- PROMPT
Find each line with the word "Left" and say how many there are, nothing else.

- RECORDS SUPPLIED

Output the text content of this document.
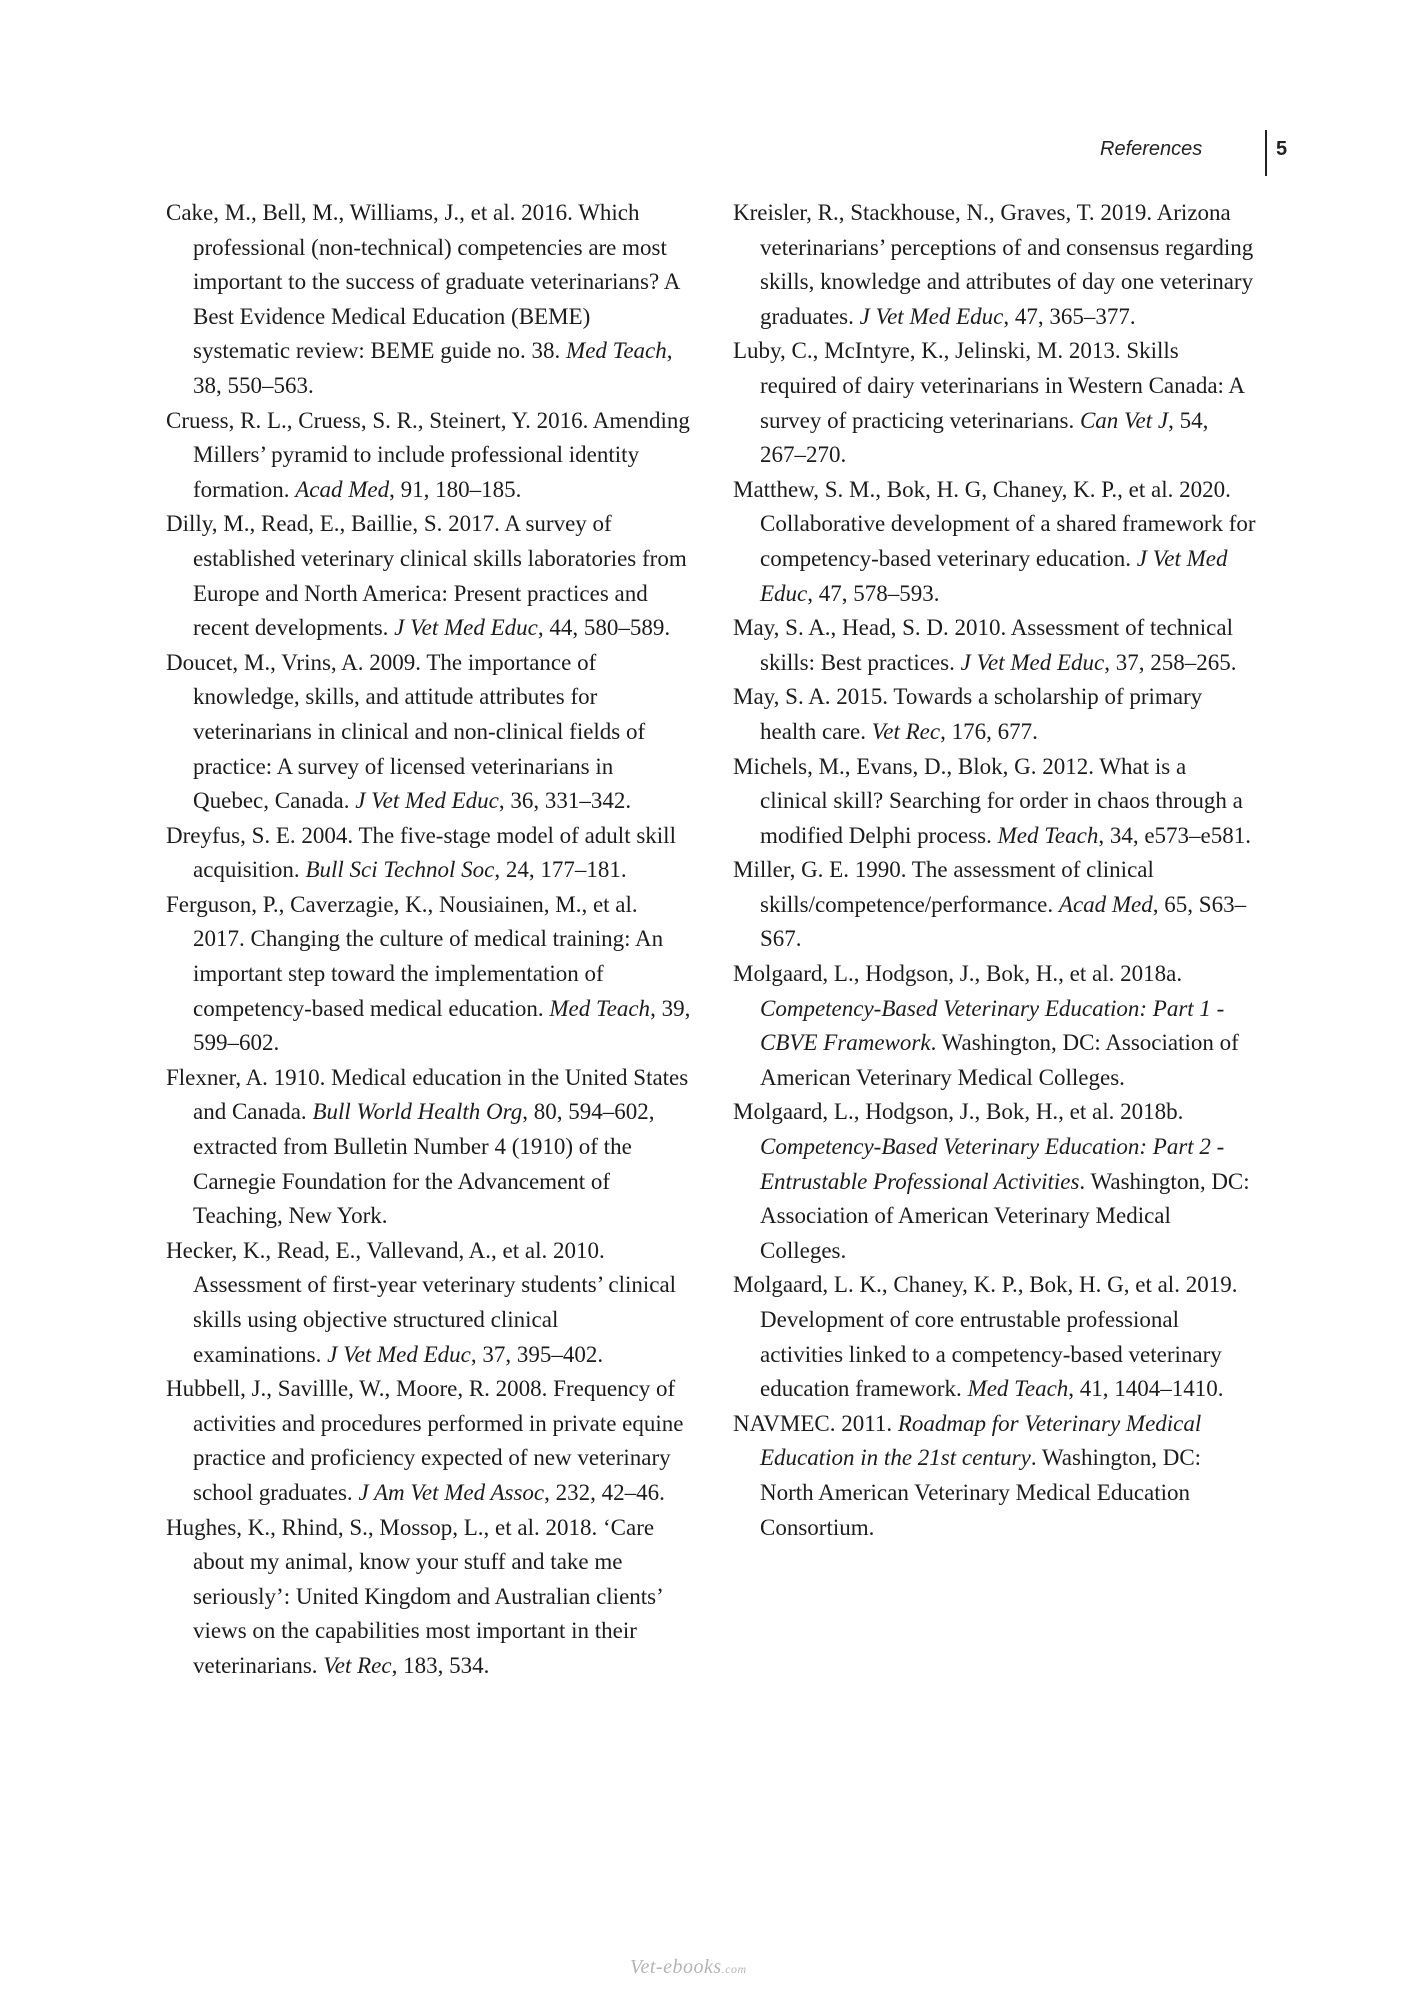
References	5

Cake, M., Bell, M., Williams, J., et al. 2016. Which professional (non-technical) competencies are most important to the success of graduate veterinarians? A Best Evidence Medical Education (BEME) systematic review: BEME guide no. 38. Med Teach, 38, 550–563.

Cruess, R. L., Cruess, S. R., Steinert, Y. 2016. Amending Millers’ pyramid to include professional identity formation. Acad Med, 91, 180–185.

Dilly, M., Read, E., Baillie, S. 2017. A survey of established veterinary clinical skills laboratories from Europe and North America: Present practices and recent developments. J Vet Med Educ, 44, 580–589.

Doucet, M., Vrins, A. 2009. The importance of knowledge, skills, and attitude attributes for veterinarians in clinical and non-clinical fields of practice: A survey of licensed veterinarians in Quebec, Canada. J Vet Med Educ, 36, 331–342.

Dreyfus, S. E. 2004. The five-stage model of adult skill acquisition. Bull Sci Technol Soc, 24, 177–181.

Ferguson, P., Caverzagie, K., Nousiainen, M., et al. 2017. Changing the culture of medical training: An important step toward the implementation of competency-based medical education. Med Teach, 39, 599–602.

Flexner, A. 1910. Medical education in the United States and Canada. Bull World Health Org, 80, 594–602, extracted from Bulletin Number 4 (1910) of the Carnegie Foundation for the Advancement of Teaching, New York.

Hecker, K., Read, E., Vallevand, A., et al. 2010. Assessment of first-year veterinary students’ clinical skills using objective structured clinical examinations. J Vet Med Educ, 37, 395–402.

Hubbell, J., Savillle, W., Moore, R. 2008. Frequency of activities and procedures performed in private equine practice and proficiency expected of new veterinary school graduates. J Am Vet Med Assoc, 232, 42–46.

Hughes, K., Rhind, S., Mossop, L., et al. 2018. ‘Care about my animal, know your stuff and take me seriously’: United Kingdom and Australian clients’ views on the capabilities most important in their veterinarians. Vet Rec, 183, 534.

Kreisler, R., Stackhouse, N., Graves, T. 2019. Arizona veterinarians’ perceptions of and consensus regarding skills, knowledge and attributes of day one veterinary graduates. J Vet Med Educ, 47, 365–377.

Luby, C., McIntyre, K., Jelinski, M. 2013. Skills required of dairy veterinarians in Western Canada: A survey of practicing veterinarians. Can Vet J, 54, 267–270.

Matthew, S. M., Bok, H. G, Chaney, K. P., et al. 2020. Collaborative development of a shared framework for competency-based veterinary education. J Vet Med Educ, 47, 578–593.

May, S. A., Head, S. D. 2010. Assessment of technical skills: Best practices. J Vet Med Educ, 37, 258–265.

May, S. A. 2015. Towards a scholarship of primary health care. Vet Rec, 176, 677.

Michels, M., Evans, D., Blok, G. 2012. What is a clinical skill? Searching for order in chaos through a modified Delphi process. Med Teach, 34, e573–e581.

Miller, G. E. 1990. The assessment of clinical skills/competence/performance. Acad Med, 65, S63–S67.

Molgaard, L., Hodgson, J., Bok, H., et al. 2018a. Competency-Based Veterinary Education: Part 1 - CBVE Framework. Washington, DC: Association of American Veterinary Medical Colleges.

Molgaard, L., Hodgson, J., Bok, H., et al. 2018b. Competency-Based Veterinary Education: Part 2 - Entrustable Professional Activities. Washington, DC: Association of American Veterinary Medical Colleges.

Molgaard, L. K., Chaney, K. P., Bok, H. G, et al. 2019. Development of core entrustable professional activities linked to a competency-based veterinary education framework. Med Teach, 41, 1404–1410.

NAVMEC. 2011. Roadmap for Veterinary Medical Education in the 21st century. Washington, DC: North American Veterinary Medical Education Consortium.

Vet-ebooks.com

* * *

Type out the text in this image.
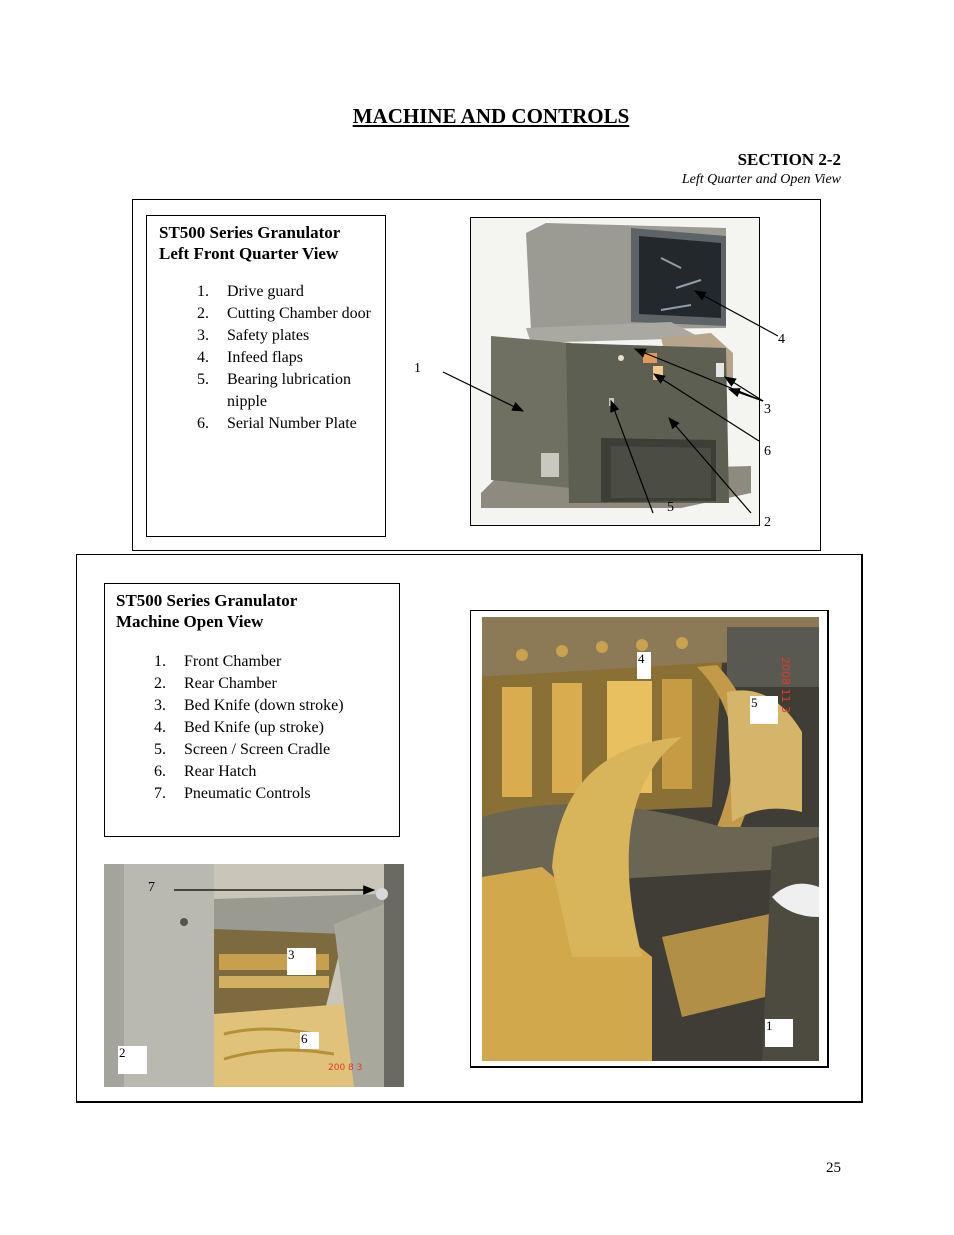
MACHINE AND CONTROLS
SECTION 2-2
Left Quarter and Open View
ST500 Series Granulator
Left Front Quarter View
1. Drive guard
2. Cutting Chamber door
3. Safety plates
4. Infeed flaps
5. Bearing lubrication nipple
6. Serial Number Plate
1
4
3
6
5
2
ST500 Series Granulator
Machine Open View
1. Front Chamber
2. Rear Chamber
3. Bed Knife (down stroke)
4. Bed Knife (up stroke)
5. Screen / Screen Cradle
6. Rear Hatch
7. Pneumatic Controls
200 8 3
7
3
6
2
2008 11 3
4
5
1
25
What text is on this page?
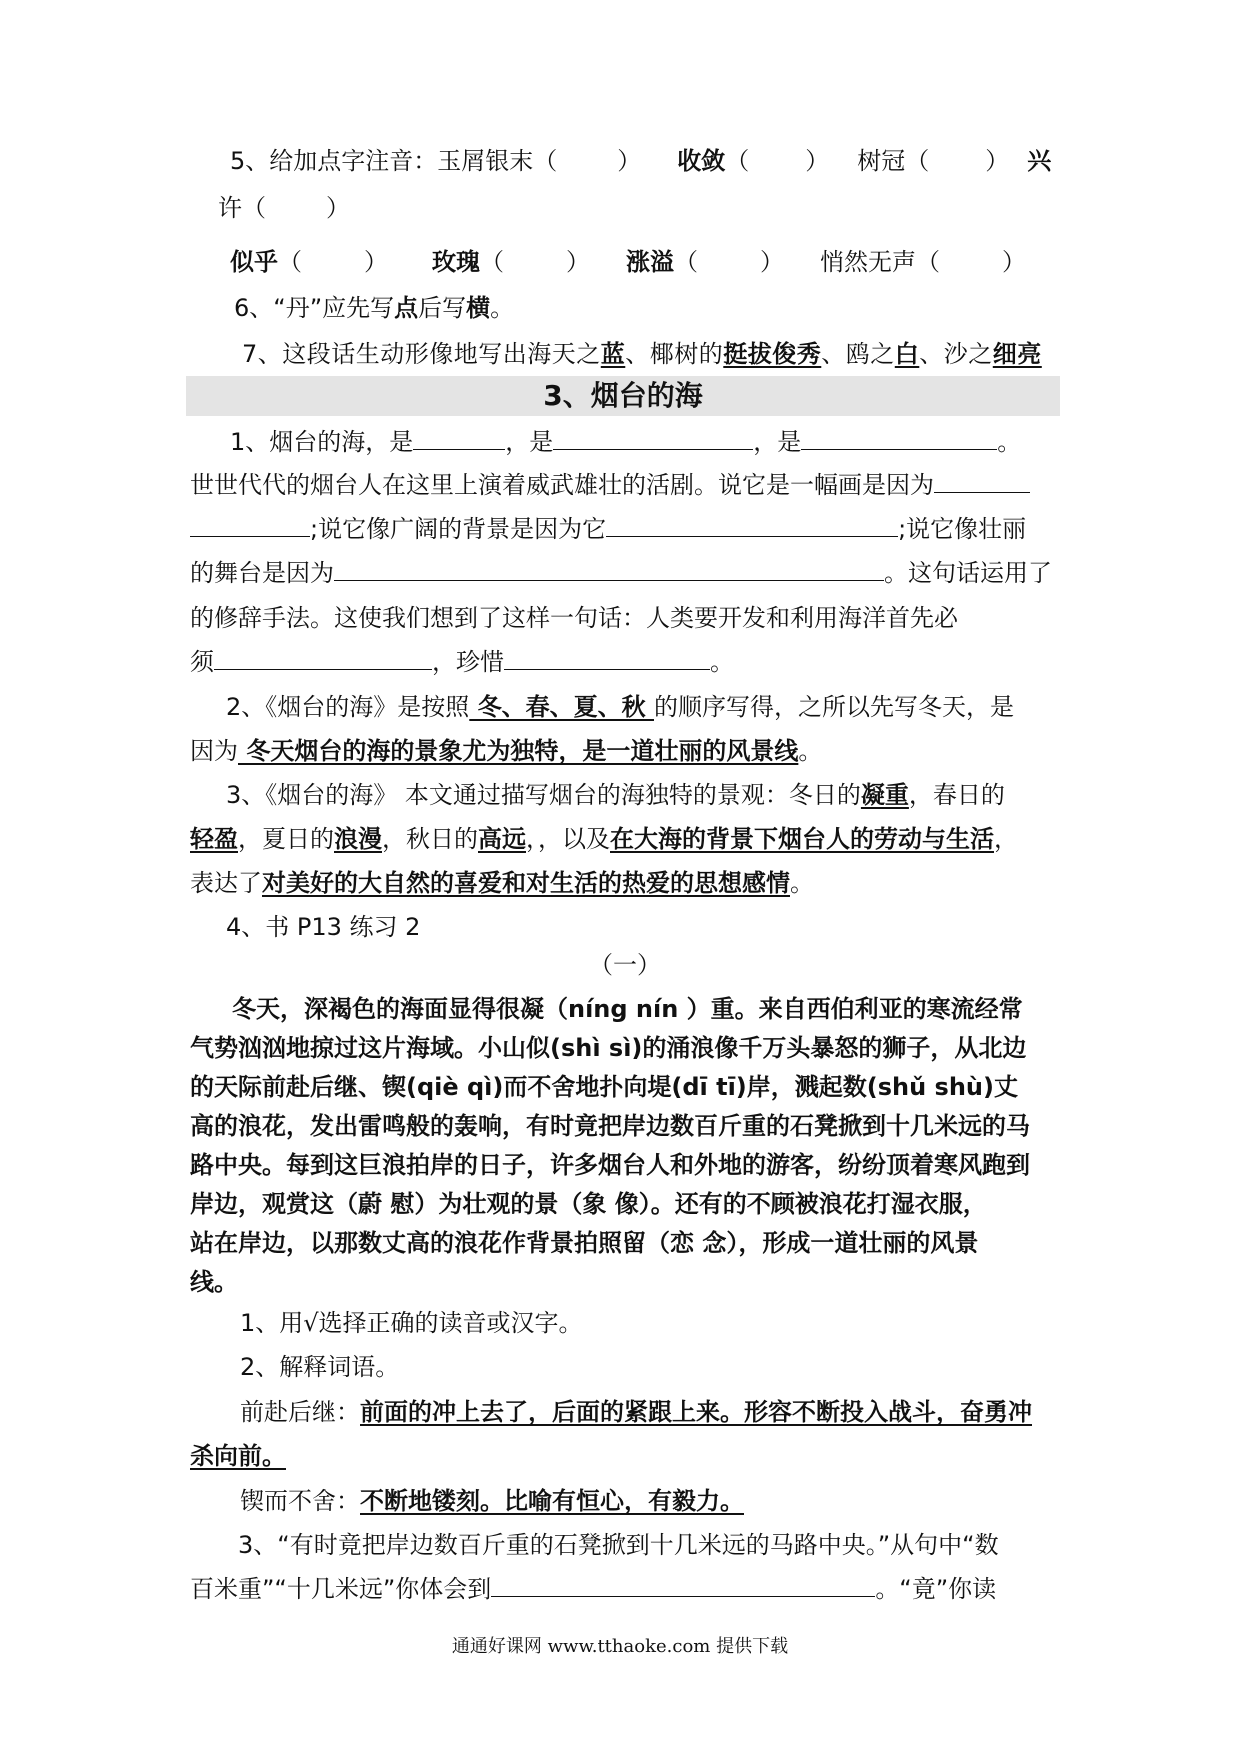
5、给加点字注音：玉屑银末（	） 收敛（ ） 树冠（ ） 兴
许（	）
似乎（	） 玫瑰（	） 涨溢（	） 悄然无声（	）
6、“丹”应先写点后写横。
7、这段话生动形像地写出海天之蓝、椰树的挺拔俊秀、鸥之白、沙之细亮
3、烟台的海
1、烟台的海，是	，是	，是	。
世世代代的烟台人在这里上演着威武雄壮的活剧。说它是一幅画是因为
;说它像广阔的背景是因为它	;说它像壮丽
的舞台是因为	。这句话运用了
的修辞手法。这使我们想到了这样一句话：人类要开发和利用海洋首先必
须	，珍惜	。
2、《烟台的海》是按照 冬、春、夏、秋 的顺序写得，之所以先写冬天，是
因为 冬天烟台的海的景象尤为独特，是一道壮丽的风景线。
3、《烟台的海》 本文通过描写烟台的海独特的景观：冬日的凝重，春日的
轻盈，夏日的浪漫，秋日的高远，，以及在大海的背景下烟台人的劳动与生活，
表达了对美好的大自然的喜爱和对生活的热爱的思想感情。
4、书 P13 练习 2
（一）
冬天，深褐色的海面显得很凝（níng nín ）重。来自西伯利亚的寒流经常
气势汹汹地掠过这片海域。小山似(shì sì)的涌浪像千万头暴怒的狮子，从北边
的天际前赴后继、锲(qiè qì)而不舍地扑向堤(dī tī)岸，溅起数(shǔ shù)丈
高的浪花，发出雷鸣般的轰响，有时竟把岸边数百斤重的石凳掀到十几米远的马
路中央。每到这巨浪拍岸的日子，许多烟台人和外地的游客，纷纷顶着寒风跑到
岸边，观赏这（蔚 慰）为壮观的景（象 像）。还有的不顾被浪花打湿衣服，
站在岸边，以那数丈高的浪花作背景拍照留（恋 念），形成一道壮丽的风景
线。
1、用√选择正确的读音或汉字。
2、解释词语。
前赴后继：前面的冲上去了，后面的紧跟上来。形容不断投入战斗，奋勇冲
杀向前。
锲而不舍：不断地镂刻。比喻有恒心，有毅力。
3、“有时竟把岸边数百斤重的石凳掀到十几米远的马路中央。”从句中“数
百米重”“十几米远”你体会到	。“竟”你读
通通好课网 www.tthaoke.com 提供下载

- OUTPUT OF THE TASK
2